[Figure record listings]
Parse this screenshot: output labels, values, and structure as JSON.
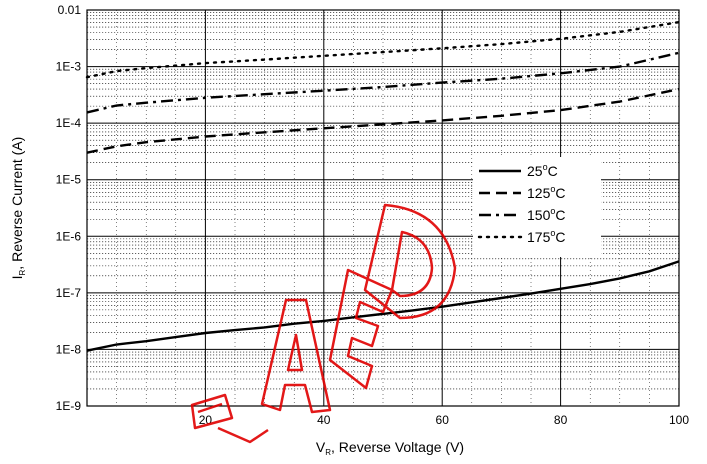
{
  "chart_data": {
    "type": "line",
    "title": "",
    "xlabel": {
      "main": "V",
      "sub": "R",
      "rest": ", Reverse Voltage (V)"
    },
    "ylabel": {
      "main": "I",
      "sub": "R",
      "rest": ", Reverse Current (A)"
    },
    "x_scale": "linear",
    "y_scale": "log",
    "xlim": [
      0,
      100
    ],
    "ylim": [
      1e-09,
      0.01
    ],
    "x_ticks": [
      20,
      40,
      60,
      80,
      100
    ],
    "x_tick_labels": [
      "20",
      "40",
      "60",
      "80",
      "100"
    ],
    "y_ticks": [
      1e-09,
      1e-08,
      1e-07,
      1e-06,
      1e-05,
      0.0001,
      0.001,
      0.01
    ],
    "y_tick_labels": [
      "1E-9",
      "1E-8",
      "1E-7",
      "1E-6",
      "1E-5",
      "1E-4",
      "1E-3",
      "0.01"
    ],
    "grid": {
      "major_x": true,
      "major_y": true,
      "minor_y": true
    },
    "legend": {
      "placement": "center-right"
    },
    "series": [
      {
        "name": "25°C",
        "label_value": "25",
        "label_unit": "C",
        "style": "solid",
        "x": [
          0,
          1,
          5,
          10,
          15,
          20,
          25,
          30,
          35,
          40,
          45,
          50,
          55,
          60,
          65,
          70,
          75,
          80,
          85,
          90,
          95,
          100
        ],
        "y": [
          9.5e-09,
          1e-08,
          1.22e-08,
          1.4e-08,
          1.65e-08,
          1.95e-08,
          2.2e-08,
          2.45e-08,
          2.85e-08,
          3.2e-08,
          3.7e-08,
          4.25e-08,
          4.9e-08,
          5.7e-08,
          6.8e-08,
          8.1e-08,
          9.7e-08,
          1.18e-07,
          1.43e-07,
          1.8e-07,
          2.4e-07,
          3.6e-07
        ]
      },
      {
        "name": "125°C",
        "label_value": "125",
        "label_unit": "C",
        "style": "dashed",
        "x": [
          0,
          5,
          10,
          20,
          30,
          40,
          50,
          60,
          70,
          80,
          90,
          100
        ],
        "y": [
          3e-05,
          3.9e-05,
          4.6e-05,
          5.8e-05,
          6.9e-05,
          8.1e-05,
          9.5e-05,
          0.000112,
          0.000135,
          0.00017,
          0.00024,
          0.0004
        ]
      },
      {
        "name": "150°C",
        "label_value": "150",
        "label_unit": "C",
        "style": "dashdot",
        "x": [
          0,
          5,
          10,
          20,
          30,
          40,
          50,
          60,
          70,
          80,
          90,
          100
        ],
        "y": [
          0.000155,
          0.000205,
          0.00023,
          0.00028,
          0.000325,
          0.000375,
          0.000435,
          0.00052,
          0.00061,
          0.00076,
          0.001,
          0.00175
        ]
      },
      {
        "name": "175°C",
        "label_value": "175",
        "label_unit": "C",
        "style": "dotted",
        "x": [
          0,
          5,
          10,
          20,
          30,
          40,
          50,
          60,
          70,
          80,
          90,
          100
        ],
        "y": [
          0.00065,
          0.00083,
          0.00094,
          0.00115,
          0.00133,
          0.00155,
          0.0018,
          0.0021,
          0.0025,
          0.0031,
          0.0041,
          0.0061
        ]
      }
    ]
  }
}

Exercise objective
Leave out the pictures and transcribe the entries above exactly.

Output
Parse this screenshot: output labels, values, and structure as JSON.
{
  "chart_data": {
    "type": "line",
    "title": "",
    "xlabel": {
      "main": "V",
      "sub": "R",
      "rest": ", Reverse Voltage (V)"
    },
    "ylabel": {
      "main": "I",
      "sub": "R",
      "rest": ", Reverse Current (A)"
    },
    "x_scale": "linear",
    "y_scale": "log",
    "xlim": [
      0,
      100
    ],
    "ylim": [
      1e-09,
      0.01
    ],
    "x_ticks": [
      20,
      40,
      60,
      80,
      100
    ],
    "x_tick_labels": [
      "20",
      "40",
      "60",
      "80",
      "100"
    ],
    "y_ticks": [
      1e-09,
      1e-08,
      1e-07,
      1e-06,
      1e-05,
      0.0001,
      0.001,
      0.01
    ],
    "y_tick_labels": [
      "1E-9",
      "1E-8",
      "1E-7",
      "1E-6",
      "1E-5",
      "1E-4",
      "1E-3",
      "0.01"
    ],
    "grid": {
      "major_x": true,
      "major_y": true,
      "minor_y": true
    },
    "legend": {
      "placement": "center-right"
    },
    "series": [
      {
        "name": "25°C",
        "label_value": "25",
        "label_unit": "C",
        "style": "solid",
        "x": [
          0,
          1,
          5,
          10,
          15,
          20,
          25,
          30,
          35,
          40,
          45,
          50,
          55,
          60,
          65,
          70,
          75,
          80,
          85,
          90,
          95,
          100
        ],
        "y": [
          9.5e-09,
          1e-08,
          1.22e-08,
          1.4e-08,
          1.65e-08,
          1.95e-08,
          2.2e-08,
          2.45e-08,
          2.85e-08,
          3.2e-08,
          3.7e-08,
          4.25e-08,
          4.9e-08,
          5.7e-08,
          6.8e-08,
          8.1e-08,
          9.7e-08,
          1.18e-07,
          1.43e-07,
          1.8e-07,
          2.4e-07,
          3.6e-07
        ]
      },
      {
        "name": "125°C",
        "label_value": "125",
        "label_unit": "C",
        "style": "dashed",
        "x": [
          0,
          5,
          10,
          20,
          30,
          40,
          50,
          60,
          70,
          80,
          90,
          100
        ],
        "y": [
          3e-05,
          3.9e-05,
          4.6e-05,
          5.8e-05,
          6.9e-05,
          8.1e-05,
          9.5e-05,
          0.000112,
          0.000135,
          0.00017,
          0.00024,
          0.0004
        ]
      },
      {
        "name": "150°C",
        "label_value": "150",
        "label_unit": "C",
        "style": "dashdot",
        "x": [
          0,
          5,
          10,
          20,
          30,
          40,
          50,
          60,
          70,
          80,
          90,
          100
        ],
        "y": [
          0.000155,
          0.000205,
          0.00023,
          0.00028,
          0.000325,
          0.000375,
          0.000435,
          0.00052,
          0.00061,
          0.00076,
          0.001,
          0.00175
        ]
      },
      {
        "name": "175°C",
        "label_value": "175",
        "label_unit": "C",
        "style": "dotted",
        "x": [
          0,
          5,
          10,
          20,
          30,
          40,
          50,
          60,
          70,
          80,
          90,
          100
        ],
        "y": [
          0.00065,
          0.00083,
          0.00094,
          0.00115,
          0.00133,
          0.00155,
          0.0018,
          0.0021,
          0.0025,
          0.0031,
          0.0041,
          0.0061
        ]
      }
    ]
  }
}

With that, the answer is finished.